> Aim: Please output the records below in full, exactly as given, but without the images.

**** Record set ****

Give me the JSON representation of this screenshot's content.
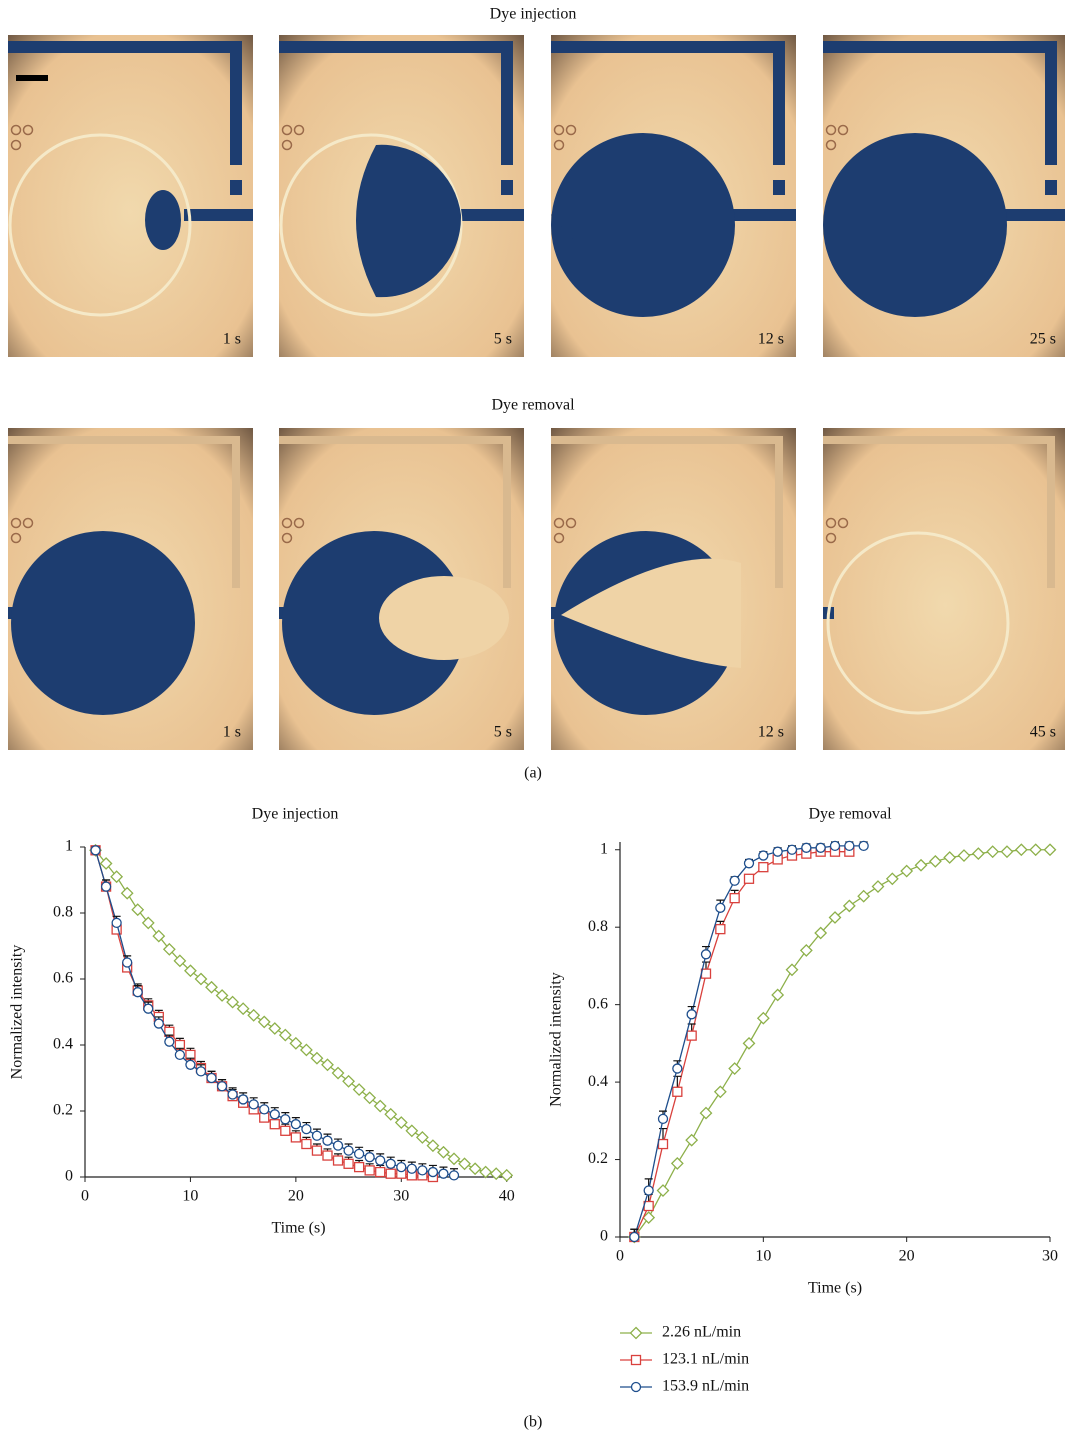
{
  "figure_a": {
    "label": "(a)",
    "rows": [
      {
        "title": "Dye injection",
        "panels": [
          "1 s",
          "5 s",
          "12 s",
          "25 s"
        ]
      },
      {
        "title": "Dye removal",
        "panels": [
          "1 s",
          "5 s",
          "12 s",
          "45 s"
        ]
      }
    ]
  },
  "figure_b": {
    "label": "(b)"
  },
  "chart_data": [
    {
      "type": "line",
      "title": "Dye injection",
      "x_label": "Time (s)",
      "y_label": "Normalized intensity",
      "xlim": [
        0,
        40.5
      ],
      "ylim": [
        0,
        1
      ],
      "xticks": [
        0,
        10,
        20,
        30,
        40
      ],
      "yticks": [
        0,
        0.2,
        0.4,
        0.6,
        0.8,
        1
      ],
      "series": [
        {
          "color": "#8db04a",
          "marker": "diamond",
          "x": [
            1,
            2,
            3,
            4,
            5,
            6,
            7,
            8,
            9,
            10,
            11,
            12,
            13,
            14,
            15,
            16,
            17,
            18,
            19,
            20,
            21,
            22,
            23,
            24,
            25,
            26,
            27,
            28,
            29,
            30,
            31,
            32,
            33,
            34,
            35,
            36,
            37,
            38,
            39,
            40
          ],
          "values": [
            0.99,
            0.95,
            0.91,
            0.86,
            0.81,
            0.77,
            0.73,
            0.69,
            0.655,
            0.625,
            0.6,
            0.575,
            0.55,
            0.53,
            0.51,
            0.49,
            0.47,
            0.45,
            0.43,
            0.405,
            0.385,
            0.36,
            0.34,
            0.315,
            0.29,
            0.265,
            0.24,
            0.215,
            0.19,
            0.165,
            0.14,
            0.12,
            0.095,
            0.075,
            0.055,
            0.04,
            0.025,
            0.015,
            0.01,
            0.005
          ]
        },
        {
          "color": "#d9413d",
          "marker": "square",
          "x": [
            1,
            2,
            3,
            4,
            5,
            6,
            7,
            8,
            9,
            10,
            11,
            12,
            13,
            14,
            15,
            16,
            17,
            18,
            19,
            20,
            21,
            22,
            23,
            24,
            25,
            26,
            27,
            28,
            29,
            30,
            31,
            32,
            33
          ],
          "values": [
            0.99,
            0.88,
            0.75,
            0.635,
            0.565,
            0.52,
            0.485,
            0.44,
            0.4,
            0.37,
            0.33,
            0.3,
            0.275,
            0.245,
            0.225,
            0.205,
            0.18,
            0.16,
            0.14,
            0.12,
            0.1,
            0.08,
            0.065,
            0.05,
            0.04,
            0.03,
            0.02,
            0.015,
            0.01,
            0.01,
            0.005,
            0.005,
            0
          ],
          "errors": [
            0.01,
            0.02,
            0.02,
            0.02,
            0.02,
            0.02,
            0.02,
            0.02,
            0.02,
            0.02,
            0.02,
            0.02,
            0.02,
            0.02,
            0.02,
            0.02,
            0.02,
            0.02,
            0.02,
            0.02,
            0.02,
            0.02,
            0.02,
            0.02,
            0.02,
            0.02,
            0.02,
            0.02,
            0.02,
            0.02,
            0.02,
            0.02,
            0.02
          ]
        },
        {
          "color": "#1e4e8c",
          "marker": "circle",
          "x": [
            1,
            2,
            3,
            4,
            5,
            6,
            7,
            8,
            9,
            10,
            11,
            12,
            13,
            14,
            15,
            16,
            17,
            18,
            19,
            20,
            21,
            22,
            23,
            24,
            25,
            26,
            27,
            28,
            29,
            30,
            31,
            32,
            33,
            34,
            35
          ],
          "values": [
            0.99,
            0.88,
            0.77,
            0.65,
            0.56,
            0.51,
            0.465,
            0.41,
            0.37,
            0.34,
            0.32,
            0.3,
            0.275,
            0.25,
            0.235,
            0.22,
            0.205,
            0.19,
            0.175,
            0.16,
            0.145,
            0.125,
            0.11,
            0.095,
            0.08,
            0.07,
            0.06,
            0.05,
            0.04,
            0.03,
            0.025,
            0.02,
            0.015,
            0.01,
            0.005
          ],
          "errors": [
            0.01,
            0.02,
            0.02,
            0.02,
            0.02,
            0.02,
            0.02,
            0.02,
            0.02,
            0.02,
            0.02,
            0.02,
            0.02,
            0.02,
            0.02,
            0.02,
            0.02,
            0.02,
            0.02,
            0.02,
            0.02,
            0.02,
            0.02,
            0.02,
            0.02,
            0.02,
            0.02,
            0.02,
            0.02,
            0.02,
            0.02,
            0.02,
            0.02,
            0.02,
            0.02
          ]
        }
      ]
    },
    {
      "type": "line",
      "title": "Dye removal",
      "x_label": "Time (s)",
      "y_label": "Normalized intensity",
      "xlim": [
        0,
        30
      ],
      "ylim": [
        0,
        1.02
      ],
      "xticks": [
        0,
        10,
        20,
        30
      ],
      "yticks": [
        0,
        0.2,
        0.4,
        0.6,
        0.8,
        1
      ],
      "series": [
        {
          "name": "2.26 nL/min",
          "color": "#8db04a",
          "marker": "diamond",
          "x": [
            1,
            2,
            3,
            4,
            5,
            6,
            7,
            8,
            9,
            10,
            11,
            12,
            13,
            14,
            15,
            16,
            17,
            18,
            19,
            20,
            21,
            22,
            23,
            24,
            25,
            26,
            27,
            28,
            29,
            30
          ],
          "values": [
            0,
            0.05,
            0.12,
            0.19,
            0.25,
            0.32,
            0.375,
            0.435,
            0.5,
            0.565,
            0.625,
            0.69,
            0.74,
            0.785,
            0.825,
            0.855,
            0.88,
            0.905,
            0.925,
            0.945,
            0.96,
            0.97,
            0.98,
            0.985,
            0.99,
            0.995,
            0.995,
            1,
            1,
            1
          ]
        },
        {
          "name": "123.1 nL/min",
          "color": "#d9413d",
          "marker": "square",
          "x": [
            1,
            2,
            3,
            4,
            5,
            6,
            7,
            8,
            9,
            10,
            11,
            12,
            13,
            14,
            15,
            16
          ],
          "values": [
            0,
            0.08,
            0.24,
            0.375,
            0.52,
            0.68,
            0.795,
            0.875,
            0.925,
            0.955,
            0.975,
            0.985,
            0.99,
            0.995,
            0.995,
            0.995
          ],
          "errors": [
            0.02,
            0.03,
            0.04,
            0.04,
            0.03,
            0.03,
            0.02,
            0.02,
            0.01,
            0.01,
            0.01,
            0.01,
            0.01,
            0.01,
            0.01,
            0.01
          ]
        },
        {
          "name": "153.9 nL/min",
          "color": "#1e4e8c",
          "marker": "circle",
          "x": [
            1,
            2,
            3,
            4,
            5,
            6,
            7,
            8,
            9,
            10,
            11,
            12,
            13,
            14,
            15,
            16,
            17
          ],
          "values": [
            0,
            0.12,
            0.305,
            0.435,
            0.575,
            0.73,
            0.85,
            0.92,
            0.965,
            0.985,
            0.995,
            1,
            1.005,
            1.005,
            1.01,
            1.01,
            1.01
          ],
          "errors": [
            0.02,
            0.03,
            0.02,
            0.02,
            0.02,
            0.02,
            0.02,
            0.01,
            0.01,
            0.01,
            0.01,
            0.01,
            0.01,
            0.01,
            0.01,
            0.01,
            0.01
          ]
        }
      ]
    }
  ]
}
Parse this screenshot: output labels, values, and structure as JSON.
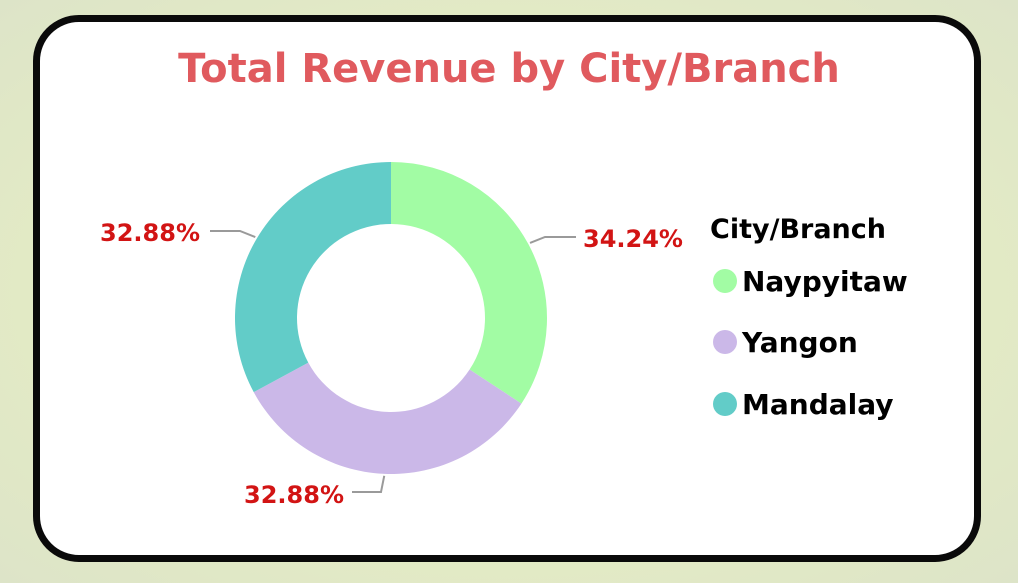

****

> Exercise answer:
Give me the JSON representation of this screenshot's content.
{
  "figure_a": {
    "label": "(a)",
    "rows": [
      {
        "title": "Dye injection",
        "panels": [
          "1 s",
          "5 s",
          "12 s",
          "25 s"
        ]
      },
      {
        "title": "Dye removal",
        "panels": [
          "1 s",
          "5 s",
          "12 s",
          "45 s"
        ]
      }
    ]
  },
  "figure_b": {
    "label": "(b)"
  },
  "chart_data": [
    {
      "type": "line",
      "title": "Dye injection",
      "x_label": "Time (s)",
      "y_label": "Normalized intensity",
      "xlim": [
        0,
        40.5
      ],
      "ylim": [
        0,
        1
      ],
      "xticks": [
        0,
        10,
        20,
        30,
        40
      ],
      "yticks": [
        0,
        0.2,
        0.4,
        0.6,
        0.8,
        1
      ],
      "series": [
        {
          "color": "#8db04a",
          "marker": "diamond",
          "x": [
            1,
            2,
            3,
            4,
            5,
            6,
            7,
            8,
            9,
            10,
            11,
            12,
            13,
            14,
            15,
            16,
            17,
            18,
            19,
            20,
            21,
            22,
            23,
            24,
            25,
            26,
            27,
            28,
            29,
            30,
            31,
            32,
            33,
            34,
            35,
            36,
            37,
            38,
            39,
            40
          ],
          "values": [
            0.99,
            0.95,
            0.91,
            0.86,
            0.81,
            0.77,
            0.73,
            0.69,
            0.655,
            0.625,
            0.6,
            0.575,
            0.55,
            0.53,
            0.51,
            0.49,
            0.47,
            0.45,
            0.43,
            0.405,
            0.385,
            0.36,
            0.34,
            0.315,
            0.29,
            0.265,
            0.24,
            0.215,
            0.19,
            0.165,
            0.14,
            0.12,
            0.095,
            0.075,
            0.055,
            0.04,
            0.025,
            0.015,
            0.01,
            0.005
          ]
        },
        {
          "color": "#d9413d",
          "marker": "square",
          "x": [
            1,
            2,
            3,
            4,
            5,
            6,
            7,
            8,
            9,
            10,
            11,
            12,
            13,
            14,
            15,
            16,
            17,
            18,
            19,
            20,
            21,
            22,
            23,
            24,
            25,
            26,
            27,
            28,
            29,
            30,
            31,
            32,
            33
          ],
          "values": [
            0.99,
            0.88,
            0.75,
            0.635,
            0.565,
            0.52,
            0.485,
            0.44,
            0.4,
            0.37,
            0.33,
            0.3,
            0.275,
            0.245,
            0.225,
            0.205,
            0.18,
            0.16,
            0.14,
            0.12,
            0.1,
            0.08,
            0.065,
            0.05,
            0.04,
            0.03,
            0.02,
            0.015,
            0.01,
            0.01,
            0.005,
            0.005,
            0
          ],
          "errors": [
            0.01,
            0.02,
            0.02,
            0.02,
            0.02,
            0.02,
            0.02,
            0.02,
            0.02,
            0.02,
            0.02,
            0.02,
            0.02,
            0.02,
            0.02,
            0.02,
            0.02,
            0.02,
            0.02,
            0.02,
            0.02,
            0.02,
            0.02,
            0.02,
            0.02,
            0.02,
            0.02,
            0.02,
            0.02,
            0.02,
            0.02,
            0.02,
            0.02
          ]
        },
        {
          "color": "#1e4e8c",
          "marker": "circle",
          "x": [
            1,
            2,
            3,
            4,
            5,
            6,
            7,
            8,
            9,
            10,
            11,
            12,
            13,
            14,
            15,
            16,
            17,
            18,
            19,
            20,
            21,
            22,
            23,
            24,
            25,
            26,
            27,
            28,
            29,
            30,
            31,
            32,
            33,
            34,
            35
          ],
          "values": [
            0.99,
            0.88,
            0.77,
            0.65,
            0.56,
            0.51,
            0.465,
            0.41,
            0.37,
            0.34,
            0.32,
            0.3,
            0.275,
            0.25,
            0.235,
            0.22,
            0.205,
            0.19,
            0.175,
            0.16,
            0.145,
            0.125,
            0.11,
            0.095,
            0.08,
            0.07,
            0.06,
            0.05,
            0.04,
            0.03,
            0.025,
            0.02,
            0.015,
            0.01,
            0.005
          ],
          "errors": [
            0.01,
            0.02,
            0.02,
            0.02,
            0.02,
            0.02,
            0.02,
            0.02,
            0.02,
            0.02,
            0.02,
            0.02,
            0.02,
            0.02,
            0.02,
            0.02,
            0.02,
            0.02,
            0.02,
            0.02,
            0.02,
            0.02,
            0.02,
            0.02,
            0.02,
            0.02,
            0.02,
            0.02,
            0.02,
            0.02,
            0.02,
            0.02,
            0.02,
            0.02,
            0.02
          ]
        }
      ]
    },
    {
      "type": "line",
      "title": "Dye removal",
      "x_label": "Time (s)",
      "y_label": "Normalized intensity",
      "xlim": [
        0,
        30
      ],
      "ylim": [
        0,
        1.02
      ],
      "xticks": [
        0,
        10,
        20,
        30
      ],
      "yticks": [
        0,
        0.2,
        0.4,
        0.6,
        0.8,
        1
      ],
      "series": [
        {
          "name": "2.26 nL/min",
          "color": "#8db04a",
          "marker": "diamond",
          "x": [
            1,
            2,
            3,
            4,
            5,
            6,
            7,
            8,
            9,
            10,
            11,
            12,
            13,
            14,
            15,
            16,
            17,
            18,
            19,
            20,
            21,
            22,
            23,
            24,
            25,
            26,
            27,
            28,
            29,
            30
          ],
          "values": [
            0,
            0.05,
            0.12,
            0.19,
            0.25,
            0.32,
            0.375,
            0.435,
            0.5,
            0.565,
            0.625,
            0.69,
            0.74,
            0.785,
            0.825,
            0.855,
            0.88,
            0.905,
            0.925,
            0.945,
            0.96,
            0.97,
            0.98,
            0.985,
            0.99,
            0.995,
            0.995,
            1,
            1,
            1
          ]
        },
        {
          "name": "123.1 nL/min",
          "color": "#d9413d",
          "marker": "square",
          "x": [
            1,
            2,
            3,
            4,
            5,
            6,
            7,
            8,
            9,
            10,
            11,
            12,
            13,
            14,
            15,
            16
          ],
          "values": [
            0,
            0.08,
            0.24,
            0.375,
            0.52,
            0.68,
            0.795,
            0.875,
            0.925,
            0.955,
            0.975,
            0.985,
            0.99,
            0.995,
            0.995,
            0.995
          ],
          "errors": [
            0.02,
            0.03,
            0.04,
            0.04,
            0.03,
            0.03,
            0.02,
            0.02,
            0.01,
            0.01,
            0.01,
            0.01,
            0.01,
            0.01,
            0.01,
            0.01
          ]
        },
        {
          "name": "153.9 nL/min",
          "color": "#1e4e8c",
          "marker": "circle",
          "x": [
            1,
            2,
            3,
            4,
            5,
            6,
            7,
            8,
            9,
            10,
            11,
            12,
            13,
            14,
            15,
            16,
            17
          ],
          "values": [
            0,
            0.12,
            0.305,
            0.435,
            0.575,
            0.73,
            0.85,
            0.92,
            0.965,
            0.985,
            0.995,
            1,
            1.005,
            1.005,
            1.01,
            1.01,
            1.01
          ],
          "errors": [
            0.02,
            0.03,
            0.02,
            0.02,
            0.02,
            0.02,
            0.02,
            0.01,
            0.01,
            0.01,
            0.01,
            0.01,
            0.01,
            0.01,
            0.01,
            0.01,
            0.01
          ]
        }
      ]
    }
  ]
}
Parse this screenshot: output labels, values, and structure as JSON.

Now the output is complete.